• **Given request 1**
In the forum thread on custom cut vinyl transfer vendors, which print method is called best for higher quantities?

>> START Document excerpt

# Custom cut vinyl transfer vendors?



## PKstrong (Oct 25, 2008)

Hey! New to the industry. Are there any companies that produce custom cut vinyl transfers? I will potentially supply custom artwork (single orders) to the vendor and get a pre-cut vinyl transfer that I would heat press onto the shirts I sourced. 

OR, does anyone have a better suggestion for a print method that would be best for single orders. I have researched heat transfers, however haven't found anything cost efficient. 

I have also looked into DTG, but not sure if I like the application.

I appreciate any help!!


----------



## Pwear (Mar 7, 2008)

Most sign and print shops will provide that service if they are set up for it. We have done it in the past. We generally send it application-ready - cut, weeded and ready to apply via heat press. We've also done multi-color printed heat transfers on a per-order basis as well.

Vinyl transfers are generally best for one-color designs in low quantity. For higher quantities screen printing is best, and for one-off multiple color designs printed heat transfers or DTG might be your best option.


----------



## dtodj43 (Jul 21, 2009)

can help [email protected] have heat transfer vinyl and cutter S&H plus material


----------



## texasjack49 (Aug 4, 2008)

Pwear said:


> Most sign and print shops will provide that service if they are set up for it. We have done it in the past. We generally send it application-ready - cut, weeded and ready to apply via heat press. We've also done multi-color printed heat transfers on a per-order basis as well.
> 
> Vinyl transfers are generally best for one-color designs in low quantity. For higher quantities screen printing is best, and for one-off multiple color designs printed heat transfers or DTG might be your best option.


We are ASI and use transferexpress.com and they are set up for large quantities and can do custom designs. if you use gang sheets you can get 6 to 8 images on a sheet and at 100 sheets you are paying about $ .25 per image and you can apply it to a cap, team bag or any size shirt. You can transfer as you sell.They can also do photo transfers, names and sports numbers. I have an account if you need any assistance.


----------



## MotoskinGraphix (Apr 28, 2006)

_ I can help you with custom vinyl transfers._


----------



## TWELVEANDTWO (Mar 22, 2014)

MotoskinGraphix said:


> _ I can help you with custom vinyl transfers._


 Do you still do custom vinyl transfers?


----------



## VBirk (Feb 5, 2016)

There is a company in Sioux City Iowa e-mail address [email protected]. They use Stahls brand heat applied vinyl and custom cut Player, Names, Numbers from a variety of fonts, or any of your own vector artwork. Will do just one at a time.


----------

>> END Document excerpt

• **Given request 2**
In the records, convert the stretch from the line containing "bar — [391, 504, 431, 554]" through the line containing "bar-data-label: 2.74 — [693, 519, 726, 537]" into a JSON list of strings, one string per line, omitting blank lines.

>> START Task data

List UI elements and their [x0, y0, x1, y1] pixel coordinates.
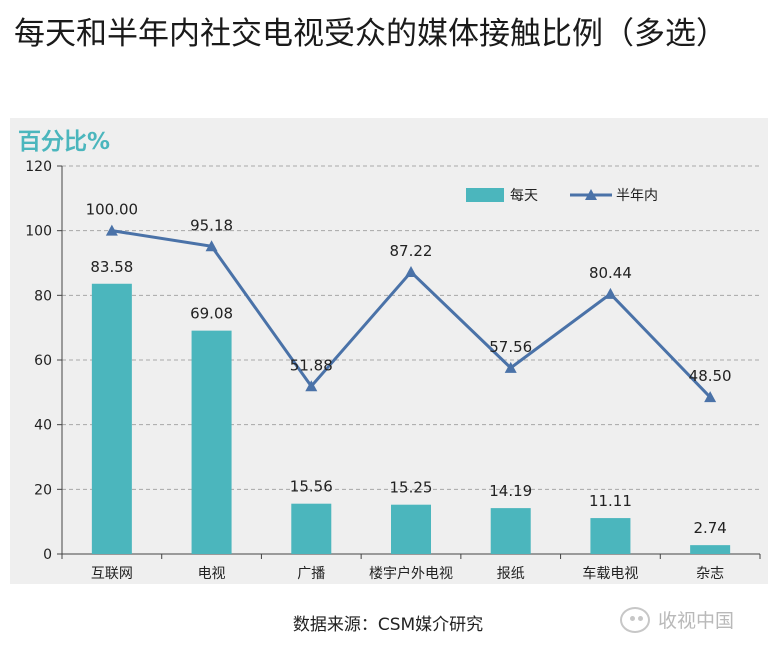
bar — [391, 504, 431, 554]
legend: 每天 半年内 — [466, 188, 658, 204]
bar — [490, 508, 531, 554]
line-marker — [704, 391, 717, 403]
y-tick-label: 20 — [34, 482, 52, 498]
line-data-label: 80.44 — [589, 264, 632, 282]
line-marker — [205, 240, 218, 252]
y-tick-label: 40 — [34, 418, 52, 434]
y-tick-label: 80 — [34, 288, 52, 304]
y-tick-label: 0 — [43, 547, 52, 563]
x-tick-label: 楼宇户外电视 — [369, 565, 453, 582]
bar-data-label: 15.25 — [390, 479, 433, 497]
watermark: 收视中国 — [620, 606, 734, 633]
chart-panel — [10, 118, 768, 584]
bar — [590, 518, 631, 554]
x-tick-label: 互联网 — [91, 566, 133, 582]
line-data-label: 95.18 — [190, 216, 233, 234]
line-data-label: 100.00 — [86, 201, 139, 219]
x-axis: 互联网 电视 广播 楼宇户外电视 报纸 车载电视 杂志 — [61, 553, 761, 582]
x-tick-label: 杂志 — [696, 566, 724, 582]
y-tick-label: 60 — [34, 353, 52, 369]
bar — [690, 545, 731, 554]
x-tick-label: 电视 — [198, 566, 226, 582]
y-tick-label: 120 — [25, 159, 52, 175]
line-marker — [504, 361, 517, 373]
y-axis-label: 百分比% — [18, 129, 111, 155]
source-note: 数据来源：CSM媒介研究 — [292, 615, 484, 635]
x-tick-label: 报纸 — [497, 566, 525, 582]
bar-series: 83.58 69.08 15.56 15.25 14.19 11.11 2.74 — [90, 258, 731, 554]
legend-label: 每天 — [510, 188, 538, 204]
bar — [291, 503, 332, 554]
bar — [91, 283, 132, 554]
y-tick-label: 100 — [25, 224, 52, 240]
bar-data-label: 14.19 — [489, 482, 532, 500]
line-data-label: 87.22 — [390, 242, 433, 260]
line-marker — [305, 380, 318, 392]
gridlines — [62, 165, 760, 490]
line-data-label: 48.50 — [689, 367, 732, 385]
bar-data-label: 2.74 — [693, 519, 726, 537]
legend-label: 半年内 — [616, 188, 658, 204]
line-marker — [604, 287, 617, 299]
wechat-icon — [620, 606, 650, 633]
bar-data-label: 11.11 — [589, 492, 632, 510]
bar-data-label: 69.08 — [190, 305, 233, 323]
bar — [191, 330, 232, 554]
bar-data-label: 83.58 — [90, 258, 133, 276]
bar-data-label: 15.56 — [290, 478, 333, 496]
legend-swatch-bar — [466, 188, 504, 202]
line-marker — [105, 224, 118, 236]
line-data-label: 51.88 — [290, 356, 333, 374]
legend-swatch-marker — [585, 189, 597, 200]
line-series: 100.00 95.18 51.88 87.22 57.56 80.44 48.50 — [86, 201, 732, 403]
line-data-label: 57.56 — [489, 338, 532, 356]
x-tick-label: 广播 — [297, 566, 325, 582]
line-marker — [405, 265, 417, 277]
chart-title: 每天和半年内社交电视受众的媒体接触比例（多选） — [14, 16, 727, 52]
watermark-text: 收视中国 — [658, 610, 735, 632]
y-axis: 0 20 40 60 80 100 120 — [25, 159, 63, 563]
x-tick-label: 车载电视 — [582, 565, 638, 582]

>> END Task data

• **Right answer 1**
Screen printing.

• **Right answer 2**
[
  "bar — [391, 504, 431, 554]",
  "legend: 每天 半年内 — [466, 188, 658, 204]",
  "bar — [490, 508, 531, 554]",
  "line-marker — [704, 391, 717, 403]",
  "y-tick-label: 20 — [34, 482, 52, 498]",
  "line-data-label: 80.44 — [589, 264, 632, 282]",
  "line-marker — [205, 240, 218, 252]",
  "y-tick-label: 40 — [34, 418, 52, 434]",
  "y-tick-label: 80 — [34, 288, 52, 304]",
  "y-tick-label: 0 — [43, 547, 52, 563]",
  "x-tick-label: 楼宇户外电视 — [369, 565, 453, 582]",
  "bar-data-label: 15.25 — [390, 479, 433, 497]",
  "watermark: 收视中国 — [620, 606, 734, 633]",
  "chart-panel — [10, 118, 768, 584]",
  "bar — [590, 518, 631, 554]",
  "x-tick-label: 互联网 — [91, 566, 133, 582]",
  "line-data-label: 95.18 — [190, 216, 233, 234]",
  "line-data-label: 100.00 — [86, 201, 139, 219]",
  "x-axis: 互联网 电视 广播 楼宇户外电视 报纸 车载电视 杂志 — [61, 553, 761, 582]",
  "x-tick-label: 杂志 — [696, 566, 724, 582]",
  "y-tick-label: 60 — [34, 353, 52, 369]",
  "bar — [690, 545, 731, 554]",
  "x-tick-label: 电视 — [198, 566, 226, 582]",
  "y-tick-label: 120 — [25, 159, 52, 175]",
  "line-marker — [504, 361, 517, 373]",
  "y-axis-label: 百分比% — [18, 129, 111, 155]",
  "source-note: 数据来源：CSM媒介研究 — [292, 615, 484, 635]",
  "x-tick-label: 报纸 — [497, 566, 525, 582]",
  "bar-series: 83.58 69.08 15.56 15.25 14.19 11.11 2.74 — [90, 258, 731, 554]",
  "legend-label: 每天 — [510, 188, 538, 204]",
  "bar — [291, 503, 332, 554]",
  "bar — [91, 283, 132, 554]",
  "y-tick-label: 100 — [25, 224, 52, 240]",
  "bar-data-label: 14.19 — [489, 482, 532, 500]",
  "line-data-label: 87.22 — [390, 242, 433, 260]",
  "line-marker — [305, 380, 318, 392]",
  "gridlines — [62, 165, 760, 490]",
  "line-data-label: 48.50 — [689, 367, 732, 385]",
  "bar-data-label: 2.74 — [693, 519, 726, 537]"
]